RECORD SET.

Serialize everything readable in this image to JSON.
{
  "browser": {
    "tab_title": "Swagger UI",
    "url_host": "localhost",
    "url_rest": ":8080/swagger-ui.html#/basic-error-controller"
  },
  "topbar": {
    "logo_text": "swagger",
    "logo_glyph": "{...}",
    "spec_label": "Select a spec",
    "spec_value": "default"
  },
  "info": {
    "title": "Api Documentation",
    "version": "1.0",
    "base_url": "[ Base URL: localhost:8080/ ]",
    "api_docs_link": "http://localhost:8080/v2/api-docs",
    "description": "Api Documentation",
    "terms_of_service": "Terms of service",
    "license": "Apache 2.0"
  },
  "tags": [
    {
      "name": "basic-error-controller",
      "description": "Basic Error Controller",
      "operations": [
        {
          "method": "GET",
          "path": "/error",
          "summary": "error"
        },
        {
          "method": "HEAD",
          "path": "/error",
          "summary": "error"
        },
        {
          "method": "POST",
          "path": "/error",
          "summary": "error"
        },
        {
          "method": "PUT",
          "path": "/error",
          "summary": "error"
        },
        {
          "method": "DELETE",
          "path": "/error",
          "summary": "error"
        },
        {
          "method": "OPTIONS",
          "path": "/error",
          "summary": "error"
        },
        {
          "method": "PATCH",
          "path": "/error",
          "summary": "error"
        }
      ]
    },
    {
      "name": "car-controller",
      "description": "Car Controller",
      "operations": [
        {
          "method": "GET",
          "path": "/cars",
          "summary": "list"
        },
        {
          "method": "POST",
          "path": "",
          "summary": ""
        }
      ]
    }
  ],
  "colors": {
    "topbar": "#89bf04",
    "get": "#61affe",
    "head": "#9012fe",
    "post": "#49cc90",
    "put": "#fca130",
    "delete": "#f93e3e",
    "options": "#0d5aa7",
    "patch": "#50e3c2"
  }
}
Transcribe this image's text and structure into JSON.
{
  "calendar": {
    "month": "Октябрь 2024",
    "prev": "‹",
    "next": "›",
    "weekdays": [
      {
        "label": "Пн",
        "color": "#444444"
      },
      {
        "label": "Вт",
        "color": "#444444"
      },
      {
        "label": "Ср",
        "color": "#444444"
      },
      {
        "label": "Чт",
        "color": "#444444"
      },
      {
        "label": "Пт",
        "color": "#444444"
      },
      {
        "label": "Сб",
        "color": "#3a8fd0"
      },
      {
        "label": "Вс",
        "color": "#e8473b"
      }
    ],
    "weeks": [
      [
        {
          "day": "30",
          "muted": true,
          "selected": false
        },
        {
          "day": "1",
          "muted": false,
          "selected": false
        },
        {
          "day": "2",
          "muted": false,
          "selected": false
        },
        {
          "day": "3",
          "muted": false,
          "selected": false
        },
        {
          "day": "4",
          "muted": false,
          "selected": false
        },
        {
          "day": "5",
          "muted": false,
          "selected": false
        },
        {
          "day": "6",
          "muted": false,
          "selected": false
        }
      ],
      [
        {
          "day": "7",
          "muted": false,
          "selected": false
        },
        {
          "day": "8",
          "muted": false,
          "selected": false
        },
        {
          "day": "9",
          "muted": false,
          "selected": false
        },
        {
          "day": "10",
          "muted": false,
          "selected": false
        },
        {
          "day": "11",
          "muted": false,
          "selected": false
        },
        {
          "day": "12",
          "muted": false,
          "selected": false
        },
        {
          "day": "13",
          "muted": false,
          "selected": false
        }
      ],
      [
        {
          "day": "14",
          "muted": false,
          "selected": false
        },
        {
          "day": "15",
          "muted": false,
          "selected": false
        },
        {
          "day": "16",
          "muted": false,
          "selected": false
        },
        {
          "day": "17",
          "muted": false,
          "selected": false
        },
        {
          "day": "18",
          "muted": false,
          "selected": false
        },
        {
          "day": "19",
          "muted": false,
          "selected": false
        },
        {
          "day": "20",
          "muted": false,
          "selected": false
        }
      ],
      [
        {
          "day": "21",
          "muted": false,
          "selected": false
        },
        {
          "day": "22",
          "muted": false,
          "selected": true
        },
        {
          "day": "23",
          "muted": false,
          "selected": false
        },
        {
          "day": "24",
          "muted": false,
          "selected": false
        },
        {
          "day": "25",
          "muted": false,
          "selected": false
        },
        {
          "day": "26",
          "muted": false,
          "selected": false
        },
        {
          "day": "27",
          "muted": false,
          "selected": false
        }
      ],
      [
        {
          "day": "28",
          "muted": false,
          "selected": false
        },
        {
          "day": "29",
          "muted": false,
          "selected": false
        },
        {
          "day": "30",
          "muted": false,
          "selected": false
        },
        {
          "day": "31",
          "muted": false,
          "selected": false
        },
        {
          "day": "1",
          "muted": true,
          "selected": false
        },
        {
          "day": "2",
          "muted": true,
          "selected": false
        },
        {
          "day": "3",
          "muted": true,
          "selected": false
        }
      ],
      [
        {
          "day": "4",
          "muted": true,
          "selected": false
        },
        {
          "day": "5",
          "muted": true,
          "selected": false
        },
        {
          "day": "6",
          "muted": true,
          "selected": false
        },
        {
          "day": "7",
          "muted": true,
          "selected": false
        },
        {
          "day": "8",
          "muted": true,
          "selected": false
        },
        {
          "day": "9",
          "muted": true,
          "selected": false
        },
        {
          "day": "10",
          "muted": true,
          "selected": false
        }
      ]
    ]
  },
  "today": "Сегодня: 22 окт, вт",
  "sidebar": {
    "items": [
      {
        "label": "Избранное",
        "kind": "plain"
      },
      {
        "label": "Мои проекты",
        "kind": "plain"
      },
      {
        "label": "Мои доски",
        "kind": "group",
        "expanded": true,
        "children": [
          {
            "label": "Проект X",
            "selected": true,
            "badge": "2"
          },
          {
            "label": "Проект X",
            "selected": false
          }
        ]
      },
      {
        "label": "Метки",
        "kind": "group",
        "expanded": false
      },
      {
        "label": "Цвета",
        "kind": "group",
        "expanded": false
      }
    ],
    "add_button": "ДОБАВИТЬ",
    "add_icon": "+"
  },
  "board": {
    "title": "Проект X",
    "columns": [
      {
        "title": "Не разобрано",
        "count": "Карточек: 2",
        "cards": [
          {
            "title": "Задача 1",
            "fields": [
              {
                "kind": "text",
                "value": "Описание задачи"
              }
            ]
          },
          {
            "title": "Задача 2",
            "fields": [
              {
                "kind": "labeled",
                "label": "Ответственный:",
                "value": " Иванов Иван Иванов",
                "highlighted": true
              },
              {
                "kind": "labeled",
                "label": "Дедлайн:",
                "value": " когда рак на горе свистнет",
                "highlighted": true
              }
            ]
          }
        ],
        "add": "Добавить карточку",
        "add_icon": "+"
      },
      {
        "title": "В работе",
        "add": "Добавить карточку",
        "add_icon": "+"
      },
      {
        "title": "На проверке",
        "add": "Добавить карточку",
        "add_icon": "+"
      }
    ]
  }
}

INSTRUCTION. Count the lines above that contain the word "localhost", and give only that number.

SOLUTION. 3